Go through the entries below and pick out every line with "ڈاکٹر".

◆ **The data**:
- - -
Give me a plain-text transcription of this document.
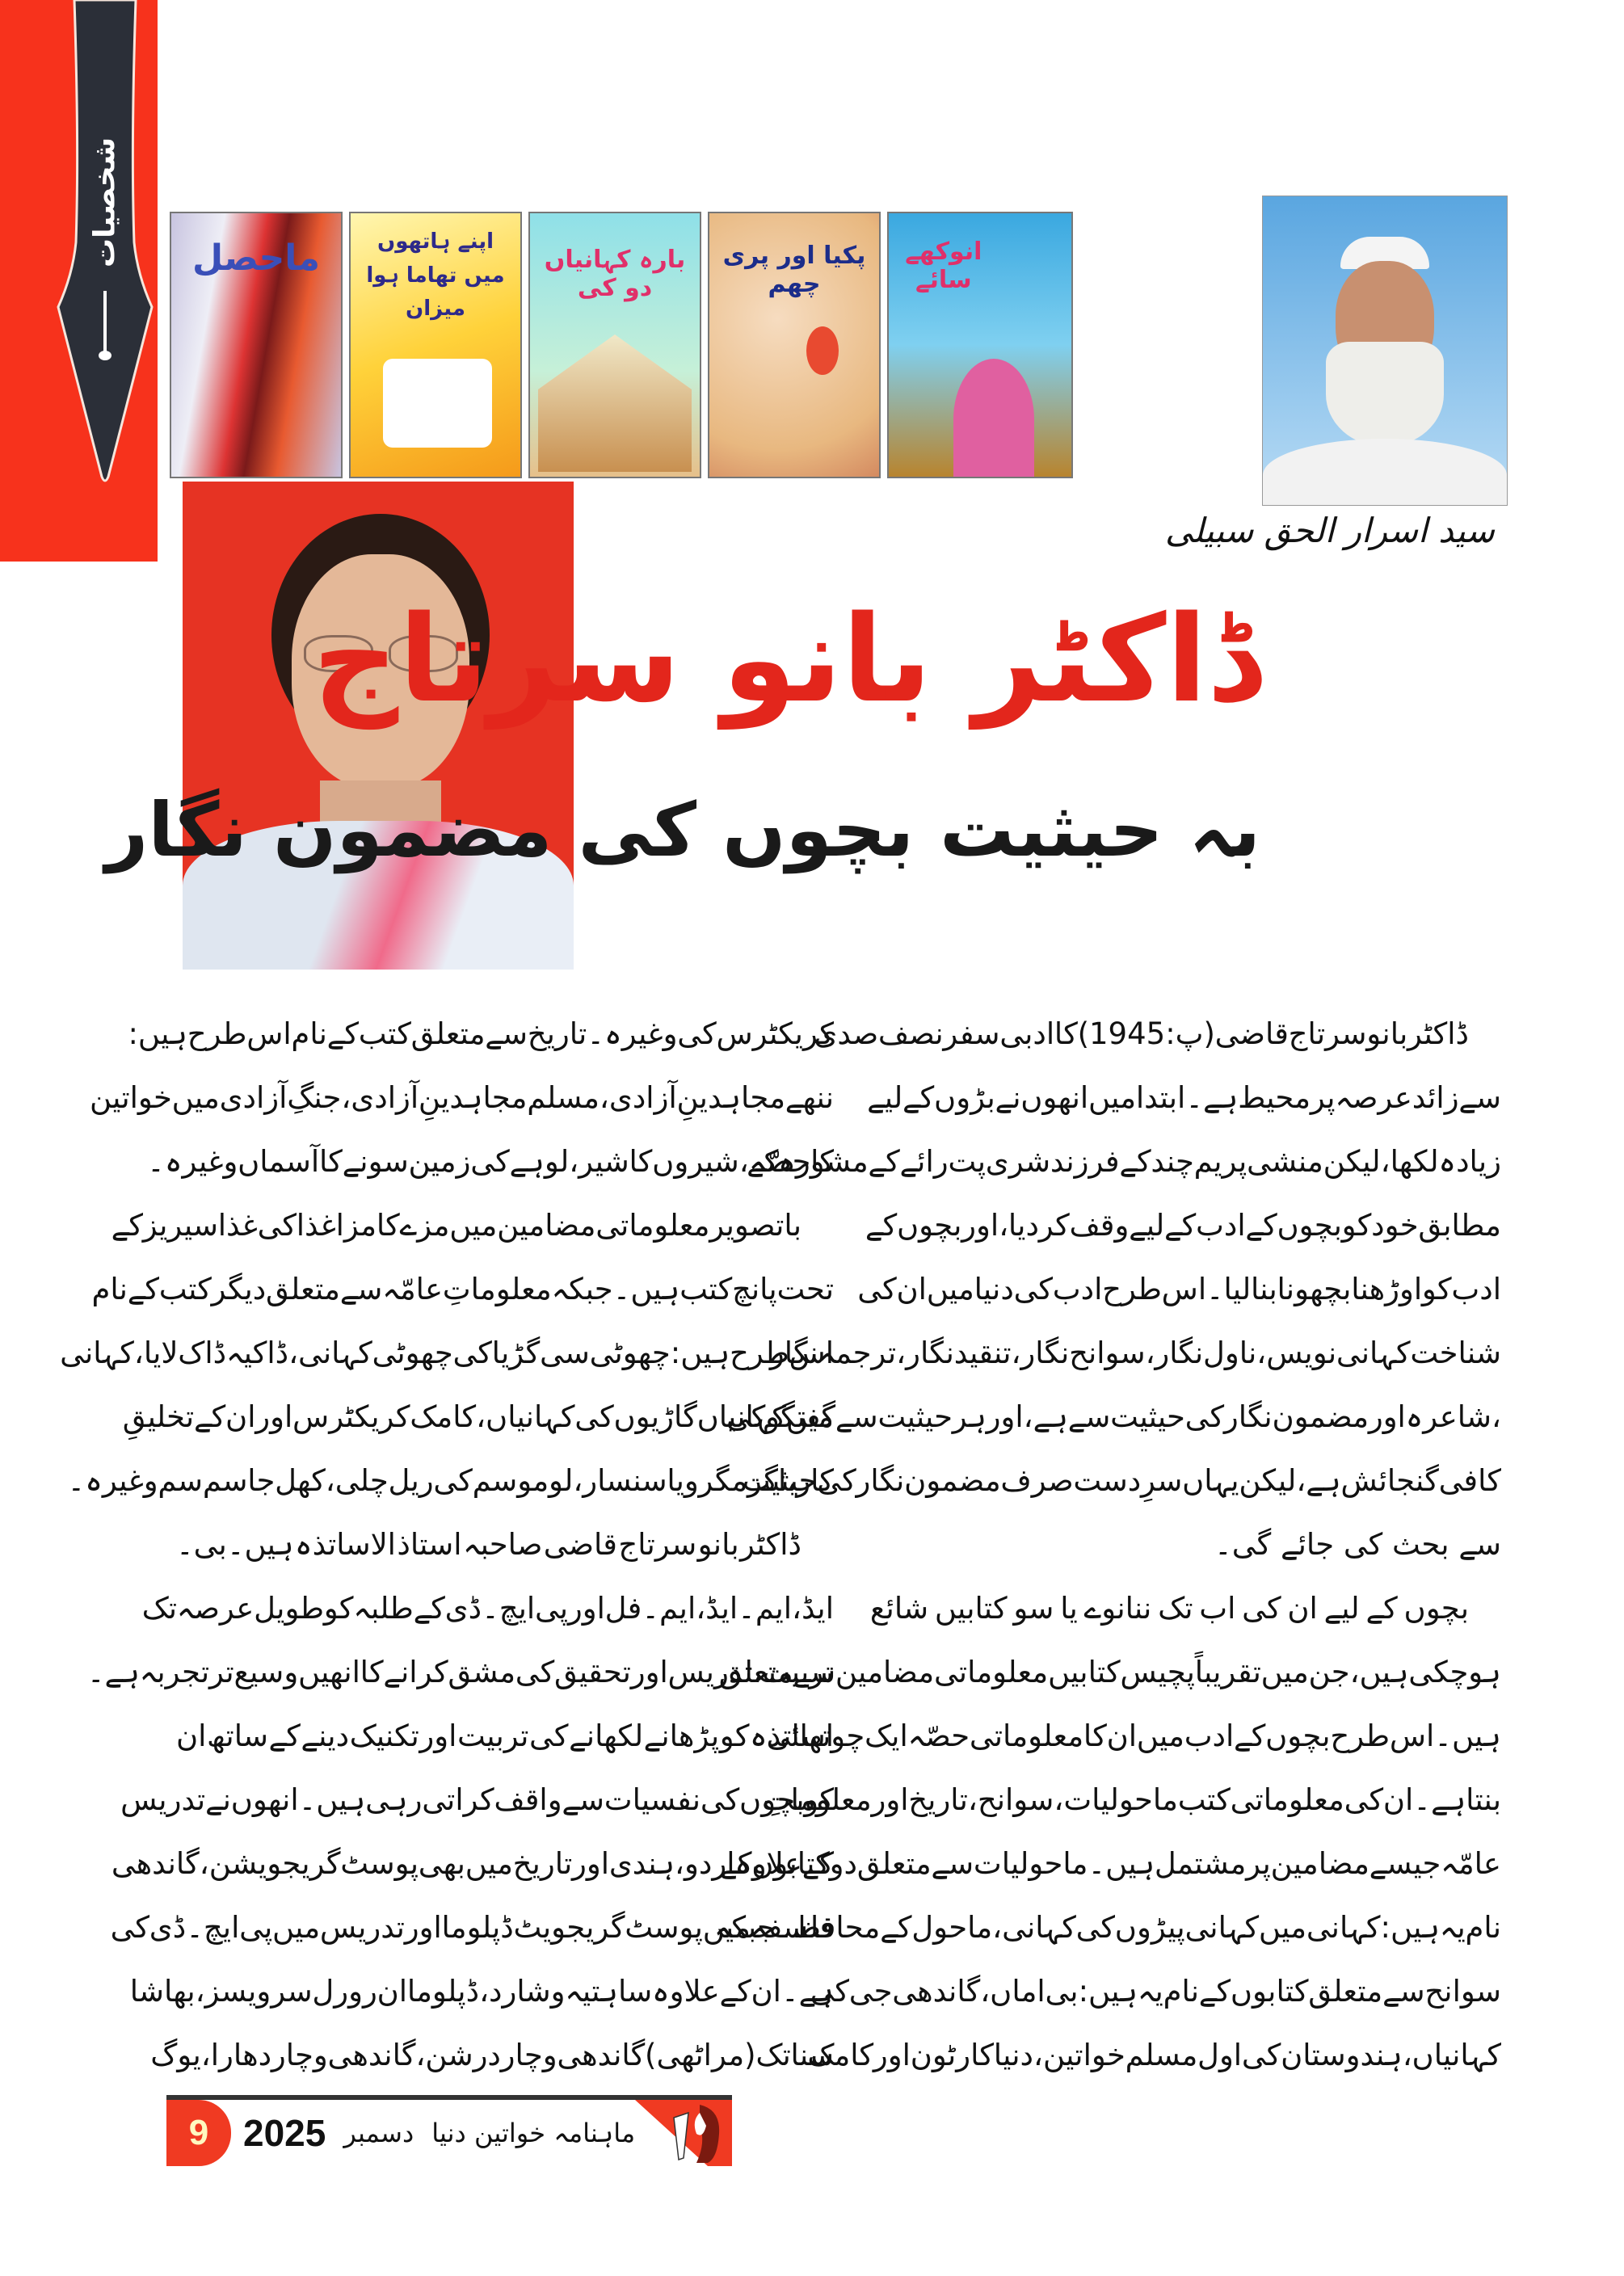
شخصیات	ماحصل	اپنے ہاتھوں میں تھاما ہوا میزان
بارہ کہانیاں دو کی
پکیا اور پری چھم
انوکھے سائے
سید اسرار الحق سبیلی
ڈاکٹر بانو سرتاج
بہ حیثیت بچوں کی مضمون نگار
ڈاکٹر بانو سرتاج قاضی (پ:1945) کا ادبی سفر نصف صدی
سے زائد عرصہ پر محیط ہے۔ابتدا میں انھوں نے بڑوں کے لیے
زیادہ لکھا،لیکن منشی پریم چند کے فرزند شری پت رائے کے مشورہ کے
مطابق خود کو بچوں کے ادب کے لیے وقف کر دیا ،اور بچوں کے
ادب کو اوڑھنا بچھونا بنا لیا۔ اس طرح ادب کی دنیا میں ان کی
شناخت کہانی نویس،ناول نگار ،سوانح نگار،تنقید نگار،ترجمہ نگار
،شاعرہ اور مضمون نگار کی حیثیت سے ہے،اور ہر حیثیت سے گفتگو کی
کافی گنجائش ہے،لیکن یہاں سرِ دست صرف مضمون نگار کی حیثیت
سے بحث کی جائے گی۔
بچوں کے لیے ان کی اب تک ننانوے یا سو کتابیں شائع
ہو چکی ہیں،جن میں تقریباً پچیس کتابیں معلوماتی مضامین سے متعلق
ہیں۔اس طرح بچوں کے ادب میں ان کا معلوماتی حصّہ ایک چوتھائی
بنتا ہے۔ان کی معلوماتی کتب ماحولیات،سوانح،تاریخ اور معلوماتِ
عامّہ جیسے مضامین پر مشتمل ہیں۔ماحولیات سے متعلق دو کتابوں کے
نام یہ ہیں:کہانی میں کہانی پیڑوں کی کہانی،ماحول کے محافظ۔جبکہ
سوانح سے متعلق کتابوں کے نام یہ ہیں:بی اماں،گاندھی جی کی
کہانیاں ،ہندوستان کی اول مسلم خواتین،دنیا کارٹون اور کامک
کریکٹرس کی وغیرہ۔تاریخ سے متعلق کتب کے نام اس طرح ہیں:
ننھے مجاہدینِ آزادی،مسلم مجاہدینِ آزادی،جنگِ آزادی میں خواتین
کا حصّہ،شیروں کا شیر،لوہے کی زمین سونے کا آسماں وغیرہ۔
باتصویر معلوماتی مضامین میں مزے کا مزا غذا کی غذا سیریز کے
تحت پانچ کتب ہیں۔جبکہ معلوماتِ عامّہ سے متعلق دیگر کتب کے نام
اس طرح ہیں:چھوٹی سی گڑیا کی چھوٹی کہانی،ڈاکیہ ڈاک لایا،کہانی
میں کہانیاں گاڑیوں کی کہانیاں،کامک کریکٹرس اور ان کے تخلیقِ
کار،اگر مگر ویا سنسار،لو موسم کی ریل چلی،کھل جا سم سم وغیرہ۔
ڈاکٹر بانو سرتاج قاضی صاحبہ استاذ الاساتذہ ہیں۔بی۔
ایڈ،ایم۔ایڈ،ایم۔فل اور پی ایچ۔ڈی کے طلبہ کو طویل عرصہ تک
تربیت،تدریس اور تحقیق کی مشق کرانے کا انھیں وسیع تر تجربہ ہے۔
اساتذہ کو پڑھانے لکھانے کی تربیت اور تکنیک دینے کے ساتھ ان
کو بچوں کی نفسیات سے واقف کراتی رہی ہیں۔انھوں نے تدریس
کے علاوہ اردو،ہندی اور تاریخ میں بھی پوسٹ گریجویشن،گاندھی
فلسفہ میں پوسٹ گریجویٹ ڈپلوما اور تدریس میں پی ایچ۔ڈی کی
ہے۔ان کے علاوہ ساہتیہ وشارد،ڈپلوما ان رورل سرویسز،بھاشا
سنا تک (مراٹھی) گاندھی وچار درشن،گاندھی وچار دھارا،یوگ
9 2025 دسمبر ماہنامہ خواتین دنیا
- - -
◆ **Expected output**:
ڈاکٹر بانو سرتاج
ڈاکٹر بانو سرتاج قاضی (پ:1945) کا ادبی سفر نصف صدی
ڈاکٹر بانو سرتاج قاضی صاحبہ استاذ الاساتذہ ہیں۔بی۔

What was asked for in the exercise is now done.